Reproduce the material exactly, omitting nothing.

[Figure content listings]
###

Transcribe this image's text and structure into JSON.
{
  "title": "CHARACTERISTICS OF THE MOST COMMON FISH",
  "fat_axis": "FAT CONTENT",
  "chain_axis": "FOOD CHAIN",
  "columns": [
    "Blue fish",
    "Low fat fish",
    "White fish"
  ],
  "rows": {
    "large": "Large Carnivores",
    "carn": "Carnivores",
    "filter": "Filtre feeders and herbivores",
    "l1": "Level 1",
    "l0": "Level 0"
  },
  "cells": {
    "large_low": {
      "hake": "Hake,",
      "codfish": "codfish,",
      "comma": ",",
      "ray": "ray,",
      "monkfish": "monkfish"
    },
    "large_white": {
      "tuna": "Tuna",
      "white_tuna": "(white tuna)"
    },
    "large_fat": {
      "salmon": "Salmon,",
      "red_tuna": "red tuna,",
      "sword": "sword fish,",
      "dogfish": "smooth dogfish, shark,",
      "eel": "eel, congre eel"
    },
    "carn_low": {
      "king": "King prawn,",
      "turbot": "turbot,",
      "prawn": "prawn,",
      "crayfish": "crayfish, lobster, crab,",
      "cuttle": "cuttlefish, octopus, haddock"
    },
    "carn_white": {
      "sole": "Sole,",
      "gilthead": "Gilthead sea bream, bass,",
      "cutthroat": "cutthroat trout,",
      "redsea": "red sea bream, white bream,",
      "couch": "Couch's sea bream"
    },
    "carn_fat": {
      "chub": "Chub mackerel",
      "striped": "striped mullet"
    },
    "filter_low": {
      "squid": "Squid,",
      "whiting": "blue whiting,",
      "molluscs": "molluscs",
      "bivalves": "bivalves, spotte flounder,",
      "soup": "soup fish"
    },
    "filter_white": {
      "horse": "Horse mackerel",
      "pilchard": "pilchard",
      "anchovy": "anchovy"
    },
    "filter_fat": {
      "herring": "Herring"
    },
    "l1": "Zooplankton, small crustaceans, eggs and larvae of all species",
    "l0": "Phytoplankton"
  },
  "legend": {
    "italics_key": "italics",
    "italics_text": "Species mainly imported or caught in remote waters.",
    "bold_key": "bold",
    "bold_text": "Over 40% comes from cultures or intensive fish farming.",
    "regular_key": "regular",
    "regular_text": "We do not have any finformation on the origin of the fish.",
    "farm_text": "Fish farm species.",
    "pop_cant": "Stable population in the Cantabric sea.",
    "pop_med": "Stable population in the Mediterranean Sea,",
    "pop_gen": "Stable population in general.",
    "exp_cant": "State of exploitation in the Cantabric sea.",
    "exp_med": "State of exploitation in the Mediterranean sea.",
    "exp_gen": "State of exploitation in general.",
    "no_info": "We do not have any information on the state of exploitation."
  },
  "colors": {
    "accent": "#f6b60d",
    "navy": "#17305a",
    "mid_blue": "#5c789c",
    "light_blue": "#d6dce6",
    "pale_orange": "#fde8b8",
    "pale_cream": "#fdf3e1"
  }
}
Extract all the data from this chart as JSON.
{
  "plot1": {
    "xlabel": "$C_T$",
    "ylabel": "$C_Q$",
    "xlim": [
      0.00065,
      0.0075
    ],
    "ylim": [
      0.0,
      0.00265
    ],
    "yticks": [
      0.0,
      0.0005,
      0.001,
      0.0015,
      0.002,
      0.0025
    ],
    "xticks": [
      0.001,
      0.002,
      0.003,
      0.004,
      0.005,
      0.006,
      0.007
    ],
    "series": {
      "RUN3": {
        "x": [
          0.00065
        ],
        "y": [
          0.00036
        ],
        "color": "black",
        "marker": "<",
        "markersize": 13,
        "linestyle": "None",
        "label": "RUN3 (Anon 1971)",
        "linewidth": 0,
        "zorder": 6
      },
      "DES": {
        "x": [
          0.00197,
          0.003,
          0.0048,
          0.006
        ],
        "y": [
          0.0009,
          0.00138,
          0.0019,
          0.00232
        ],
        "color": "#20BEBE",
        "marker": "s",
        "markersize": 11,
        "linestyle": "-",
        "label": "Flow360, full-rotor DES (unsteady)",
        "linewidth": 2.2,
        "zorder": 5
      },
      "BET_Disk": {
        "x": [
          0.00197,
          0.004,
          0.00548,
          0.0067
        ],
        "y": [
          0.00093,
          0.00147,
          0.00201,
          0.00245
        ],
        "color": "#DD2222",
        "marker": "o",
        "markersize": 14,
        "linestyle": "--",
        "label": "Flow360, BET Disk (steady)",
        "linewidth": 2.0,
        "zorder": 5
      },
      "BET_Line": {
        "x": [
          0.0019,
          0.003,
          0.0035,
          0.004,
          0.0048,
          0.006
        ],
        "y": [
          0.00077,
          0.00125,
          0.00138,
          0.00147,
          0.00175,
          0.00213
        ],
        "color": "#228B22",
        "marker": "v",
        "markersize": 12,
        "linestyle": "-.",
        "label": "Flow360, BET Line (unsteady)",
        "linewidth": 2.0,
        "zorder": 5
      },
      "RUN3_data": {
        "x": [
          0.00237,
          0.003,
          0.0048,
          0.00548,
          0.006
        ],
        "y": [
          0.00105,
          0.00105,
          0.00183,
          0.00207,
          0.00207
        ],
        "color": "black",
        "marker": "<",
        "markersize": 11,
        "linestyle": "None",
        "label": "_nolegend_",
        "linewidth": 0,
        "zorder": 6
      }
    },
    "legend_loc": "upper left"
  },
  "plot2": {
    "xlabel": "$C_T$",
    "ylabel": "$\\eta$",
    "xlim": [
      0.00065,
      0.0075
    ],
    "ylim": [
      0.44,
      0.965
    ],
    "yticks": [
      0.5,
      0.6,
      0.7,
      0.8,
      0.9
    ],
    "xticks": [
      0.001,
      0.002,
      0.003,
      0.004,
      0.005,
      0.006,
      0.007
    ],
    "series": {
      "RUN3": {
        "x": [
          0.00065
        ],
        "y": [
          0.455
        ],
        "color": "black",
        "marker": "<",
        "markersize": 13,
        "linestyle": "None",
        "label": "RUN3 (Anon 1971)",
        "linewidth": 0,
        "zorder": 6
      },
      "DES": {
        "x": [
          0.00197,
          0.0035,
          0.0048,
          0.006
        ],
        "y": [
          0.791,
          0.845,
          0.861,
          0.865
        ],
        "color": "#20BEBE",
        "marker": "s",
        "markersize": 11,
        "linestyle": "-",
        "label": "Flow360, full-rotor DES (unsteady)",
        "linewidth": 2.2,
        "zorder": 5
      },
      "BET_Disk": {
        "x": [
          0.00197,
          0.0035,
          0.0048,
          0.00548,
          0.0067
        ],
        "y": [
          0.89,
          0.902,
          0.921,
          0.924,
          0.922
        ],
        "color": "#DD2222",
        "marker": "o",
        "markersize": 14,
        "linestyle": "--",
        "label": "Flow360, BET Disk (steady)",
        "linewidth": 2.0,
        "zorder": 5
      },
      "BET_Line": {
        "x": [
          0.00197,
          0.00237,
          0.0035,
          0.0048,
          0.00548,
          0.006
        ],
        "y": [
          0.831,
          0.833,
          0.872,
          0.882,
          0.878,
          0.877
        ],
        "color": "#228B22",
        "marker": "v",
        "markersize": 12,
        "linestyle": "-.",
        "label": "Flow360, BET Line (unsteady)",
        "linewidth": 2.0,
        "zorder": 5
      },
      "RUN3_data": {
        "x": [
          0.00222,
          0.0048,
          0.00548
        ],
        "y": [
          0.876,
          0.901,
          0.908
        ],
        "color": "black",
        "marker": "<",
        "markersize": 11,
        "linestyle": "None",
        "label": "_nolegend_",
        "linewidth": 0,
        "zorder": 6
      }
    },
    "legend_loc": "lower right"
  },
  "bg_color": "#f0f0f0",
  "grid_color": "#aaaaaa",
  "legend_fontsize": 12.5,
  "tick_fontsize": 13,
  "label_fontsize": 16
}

###

EXERCISE RESULT
Transcribe this image's text and structure into JSON.
{
  "title": "CHARACTERISTICS OF THE MOST COMMON FISH",
  "fat_axis": "FAT CONTENT",
  "chain_axis": "FOOD CHAIN",
  "columns": [
    "Blue fish",
    "Low fat fish",
    "White fish"
  ],
  "rows": {
    "large": "Large Carnivores",
    "carn": "Carnivores",
    "filter": "Filtre feeders and herbivores",
    "l1": "Level 1",
    "l0": "Level 0"
  },
  "cells": {
    "large_low": {
      "hake": "Hake,",
      "codfish": "codfish,",
      "comma": ",",
      "ray": "ray,",
      "monkfish": "monkfish"
    },
    "large_white": {
      "tuna": "Tuna",
      "white_tuna": "(white tuna)"
    },
    "large_fat": {
      "salmon": "Salmon,",
      "red_tuna": "red tuna,",
      "sword": "sword fish,",
      "dogfish": "smooth dogfish, shark,",
      "eel": "eel, congre eel"
    },
    "carn_low": {
      "king": "King prawn,",
      "turbot": "turbot,",
      "prawn": "prawn,",
      "crayfish": "crayfish, lobster, crab,",
      "cuttle": "cuttlefish, octopus, haddock"
    },
    "carn_white": {
      "sole": "Sole,",
      "gilthead": "Gilthead sea bream, bass,",
      "cutthroat": "cutthroat trout,",
      "redsea": "red sea bream, white bream,",
      "couch": "Couch's sea bream"
    },
    "carn_fat": {
      "chub": "Chub mackerel",
      "striped": "striped mullet"
    },
    "filter_low": {
      "squid": "Squid,",
      "whiting": "blue whiting,",
      "molluscs": "molluscs",
      "bivalves": "bivalves, spotte flounder,",
      "soup": "soup fish"
    },
    "filter_white": {
      "horse": "Horse mackerel",
      "pilchard": "pilchard",
      "anchovy": "anchovy"
    },
    "filter_fat": {
      "herring": "Herring"
    },
    "l1": "Zooplankton, small crustaceans, eggs and larvae of all species",
    "l0": "Phytoplankton"
  },
  "legend": {
    "italics_key": "italics",
    "italics_text": "Species mainly imported or caught in remote waters.",
    "bold_key": "bold",
    "bold_text": "Over 40% comes from cultures or intensive fish farming.",
    "regular_key": "regular",
    "regular_text": "We do not have any finformation on the origin of the fish.",
    "farm_text": "Fish farm species.",
    "pop_cant": "Stable population in the Cantabric sea.",
    "pop_med": "Stable population in the Mediterranean Sea,",
    "pop_gen": "Stable population in general.",
    "exp_cant": "State of exploitation in the Cantabric sea.",
    "exp_med": "State of exploitation in the Mediterranean sea.",
    "exp_gen": "State of exploitation in general.",
    "no_info": "We do not have any information on the state of exploitation."
  },
  "colors": {
    "accent": "#f6b60d",
    "navy": "#17305a",
    "mid_blue": "#5c789c",
    "light_blue": "#d6dce6",
    "pale_orange": "#fde8b8",
    "pale_cream": "#fdf3e1"
  }
}
Extract all the data from this chart as JSON.
{
  "plot1": {
    "xlabel": "$C_T$",
    "ylabel": "$C_Q$",
    "xlim": [
      0.00065,
      0.0075
    ],
    "ylim": [
      0.0,
      0.00265
    ],
    "yticks": [
      0.0,
      0.0005,
      0.001,
      0.0015,
      0.002,
      0.0025
    ],
    "xticks": [
      0.001,
      0.002,
      0.003,
      0.004,
      0.005,
      0.006,
      0.007
    ],
    "series": {
      "RUN3": {
        "x": [
          0.00065
        ],
        "y": [
          0.00036
        ],
        "color": "black",
        "marker": "<",
        "markersize": 13,
        "linestyle": "None",
        "label": "RUN3 (Anon 1971)",
        "linewidth": 0,
        "zorder": 6
      },
      "DES": {
        "x": [
          0.00197,
          0.003,
          0.0048,
          0.006
        ],
        "y": [
          0.0009,
          0.00138,
          0.0019,
          0.00232
        ],
        "color": "#20BEBE",
        "marker": "s",
        "markersize": 11,
        "linestyle": "-",
        "label": "Flow360, full-rotor DES (unsteady)",
        "linewidth": 2.2,
        "zorder": 5
      },
      "BET_Disk": {
        "x": [
          0.00197,
          0.004,
          0.00548,
          0.0067
        ],
        "y": [
          0.00093,
          0.00147,
          0.00201,
          0.00245
        ],
        "color": "#DD2222",
        "marker": "o",
        "markersize": 14,
        "linestyle": "--",
        "label": "Flow360, BET Disk (steady)",
        "linewidth": 2.0,
        "zorder": 5
      },
      "BET_Line": {
        "x": [
          0.0019,
          0.003,
          0.0035,
          0.004,
          0.0048,
          0.006
        ],
        "y": [
          0.00077,
          0.00125,
          0.00138,
          0.00147,
          0.00175,
          0.00213
        ],
        "color": "#228B22",
        "marker": "v",
        "markersize": 12,
        "linestyle": "-.",
        "label": "Flow360, BET Line (unsteady)",
        "linewidth": 2.0,
        "zorder": 5
      },
      "RUN3_data": {
        "x": [
          0.00237,
          0.003,
          0.0048,
          0.00548,
          0.006
        ],
        "y": [
          0.00105,
          0.00105,
          0.00183,
          0.00207,
          0.00207
        ],
        "color": "black",
        "marker": "<",
        "markersize": 11,
        "linestyle": "None",
        "label": "_nolegend_",
        "linewidth": 0,
        "zorder": 6
      }
    },
    "legend_loc": "upper left"
  },
  "plot2": {
    "xlabel": "$C_T$",
    "ylabel": "$\\eta$",
    "xlim": [
      0.00065,
      0.0075
    ],
    "ylim": [
      0.44,
      0.965
    ],
    "yticks": [
      0.5,
      0.6,
      0.7,
      0.8,
      0.9
    ],
    "xticks": [
      0.001,
      0.002,
      0.003,
      0.004,
      0.005,
      0.006,
      0.007
    ],
    "series": {
      "RUN3": {
        "x": [
          0.00065
        ],
        "y": [
          0.455
        ],
        "color": "black",
        "marker": "<",
        "markersize": 13,
        "linestyle": "None",
        "label": "RUN3 (Anon 1971)",
        "linewidth": 0,
        "zorder": 6
      },
      "DES": {
        "x": [
          0.00197,
          0.0035,
          0.0048,
          0.006
        ],
        "y": [
          0.791,
          0.845,
          0.861,
          0.865
        ],
        "color": "#20BEBE",
        "marker": "s",
        "markersize": 11,
        "linestyle": "-",
        "label": "Flow360, full-rotor DES (unsteady)",
        "linewidth": 2.2,
        "zorder": 5
      },
      "BET_Disk": {
        "x": [
          0.00197,
          0.0035,
          0.0048,
          0.00548,
          0.0067
        ],
        "y": [
          0.89,
          0.902,
          0.921,
          0.924,
          0.922
        ],
        "color": "#DD2222",
        "marker": "o",
        "markersize": 14,
        "linestyle": "--",
        "label": "Flow360, BET Disk (steady)",
        "linewidth": 2.0,
        "zorder": 5
      },
      "BET_Line": {
        "x": [
          0.00197,
          0.00237,
          0.0035,
          0.0048,
          0.00548,
          0.006
        ],
        "y": [
          0.831,
          0.833,
          0.872,
          0.882,
          0.878,
          0.877
        ],
        "color": "#228B22",
        "marker": "v",
        "markersize": 12,
        "linestyle": "-.",
        "label": "Flow360, BET Line (unsteady)",
        "linewidth": 2.0,
        "zorder": 5
      },
      "RUN3_data": {
        "x": [
          0.00222,
          0.0048,
          0.00548
        ],
        "y": [
          0.876,
          0.901,
          0.908
        ],
        "color": "black",
        "marker": "<",
        "markersize": 11,
        "linestyle": "None",
        "label": "_nolegend_",
        "linewidth": 0,
        "zorder": 6
      }
    },
    "legend_loc": "lower right"
  },
  "bg_color": "#f0f0f0",
  "grid_color": "#aaaaaa",
  "legend_fontsize": 12.5,
  "tick_fontsize": 13,
  "label_fontsize": 16
}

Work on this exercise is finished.